>> START STORED ROWS

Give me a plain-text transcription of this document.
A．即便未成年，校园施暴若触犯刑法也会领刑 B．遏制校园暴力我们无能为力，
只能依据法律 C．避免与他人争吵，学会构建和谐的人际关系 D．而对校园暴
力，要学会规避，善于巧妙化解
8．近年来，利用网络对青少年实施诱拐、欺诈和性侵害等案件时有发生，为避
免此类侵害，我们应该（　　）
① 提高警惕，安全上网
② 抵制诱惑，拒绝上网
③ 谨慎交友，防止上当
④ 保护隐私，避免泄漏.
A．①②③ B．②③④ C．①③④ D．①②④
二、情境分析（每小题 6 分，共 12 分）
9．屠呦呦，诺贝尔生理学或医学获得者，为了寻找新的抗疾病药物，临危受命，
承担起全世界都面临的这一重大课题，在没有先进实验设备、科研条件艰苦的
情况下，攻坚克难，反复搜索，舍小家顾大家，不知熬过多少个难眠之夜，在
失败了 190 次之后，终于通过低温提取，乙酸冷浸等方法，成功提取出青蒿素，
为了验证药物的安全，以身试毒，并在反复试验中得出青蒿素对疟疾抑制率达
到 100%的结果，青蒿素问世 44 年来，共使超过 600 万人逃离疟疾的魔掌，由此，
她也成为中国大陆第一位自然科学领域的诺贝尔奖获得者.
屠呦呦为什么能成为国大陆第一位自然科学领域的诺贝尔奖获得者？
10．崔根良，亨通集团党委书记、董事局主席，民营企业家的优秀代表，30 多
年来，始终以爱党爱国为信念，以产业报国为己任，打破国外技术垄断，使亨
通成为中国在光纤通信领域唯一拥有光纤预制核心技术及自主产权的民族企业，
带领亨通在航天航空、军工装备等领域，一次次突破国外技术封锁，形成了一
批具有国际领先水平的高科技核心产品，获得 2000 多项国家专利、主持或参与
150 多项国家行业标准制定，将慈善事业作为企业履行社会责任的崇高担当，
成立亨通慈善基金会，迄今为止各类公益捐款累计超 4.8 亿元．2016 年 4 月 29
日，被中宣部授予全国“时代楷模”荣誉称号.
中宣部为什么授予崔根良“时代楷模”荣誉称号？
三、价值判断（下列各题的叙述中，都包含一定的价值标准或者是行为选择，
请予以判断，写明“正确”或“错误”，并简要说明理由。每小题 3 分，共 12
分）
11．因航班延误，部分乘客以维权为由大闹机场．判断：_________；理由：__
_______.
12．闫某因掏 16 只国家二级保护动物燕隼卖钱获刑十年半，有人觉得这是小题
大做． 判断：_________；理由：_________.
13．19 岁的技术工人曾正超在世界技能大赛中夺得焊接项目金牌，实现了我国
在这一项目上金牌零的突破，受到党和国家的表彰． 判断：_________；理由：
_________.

>> END STORED ROWS

▶ _WHAT THE TASK REQUIRES_
Quote the entire listing above exactly.

▶ _EXERCISE OUTPUT_
Give me a plain-text transcription of this document.
A．即便未成年，校园施暴若触犯刑法也会领刑 B．遏制校园暴力我们无能为力，
只能依据法律 C．避免与他人争吵，学会构建和谐的人际关系 D．而对校园暴
力，要学会规避，善于巧妙化解
8．近年来，利用网络对青少年实施诱拐、欺诈和性侵害等案件时有发生，为避
免此类侵害，我们应该（　　）
① 提高警惕，安全上网
② 抵制诱惑，拒绝上网
③ 谨慎交友，防止上当
④ 保护隐私，避免泄漏.
A．①②③ B．②③④ C．①③④ D．①②④
二、情境分析（每小题 6 分，共 12 分）
9．屠呦呦，诺贝尔生理学或医学获得者，为了寻找新的抗疾病药物，临危受命，
承担起全世界都面临的这一重大课题，在没有先进实验设备、科研条件艰苦的
情况下，攻坚克难，反复搜索，舍小家顾大家，不知熬过多少个难眠之夜，在
失败了 190 次之后，终于通过低温提取，乙酸冷浸等方法，成功提取出青蒿素，
为了验证药物的安全，以身试毒，并在反复试验中得出青蒿素对疟疾抑制率达
到 100%的结果，青蒿素问世 44 年来，共使超过 600 万人逃离疟疾的魔掌，由此，
她也成为中国大陆第一位自然科学领域的诺贝尔奖获得者.
屠呦呦为什么能成为国大陆第一位自然科学领域的诺贝尔奖获得者？
10．崔根良，亨通集团党委书记、董事局主席，民营企业家的优秀代表，30 多
年来，始终以爱党爱国为信念，以产业报国为己任，打破国外技术垄断，使亨
通成为中国在光纤通信领域唯一拥有光纤预制核心技术及自主产权的民族企业，
带领亨通在航天航空、军工装备等领域，一次次突破国外技术封锁，形成了一
批具有国际领先水平的高科技核心产品，获得 2000 多项国家专利、主持或参与
150 多项国家行业标准制定，将慈善事业作为企业履行社会责任的崇高担当，
成立亨通慈善基金会，迄今为止各类公益捐款累计超 4.8 亿元．2016 年 4 月 29
日，被中宣部授予全国“时代楷模”荣誉称号.
中宣部为什么授予崔根良“时代楷模”荣誉称号？
三、价值判断（下列各题的叙述中，都包含一定的价值标准或者是行为选择，
请予以判断，写明“正确”或“错误”，并简要说明理由。每小题 3 分，共 12
分）
11．因航班延误，部分乘客以维权为由大闹机场．判断：_________；理由：__
_______.
12．闫某因掏 16 只国家二级保护动物燕隼卖钱获刑十年半，有人觉得这是小题
大做． 判断：_________；理由：_________.
13．19 岁的技术工人曾正超在世界技能大赛中夺得焊接项目金牌，实现了我国
在这一项目上金牌零的突破，受到党和国家的表彰． 判断：_________；理由：
_________.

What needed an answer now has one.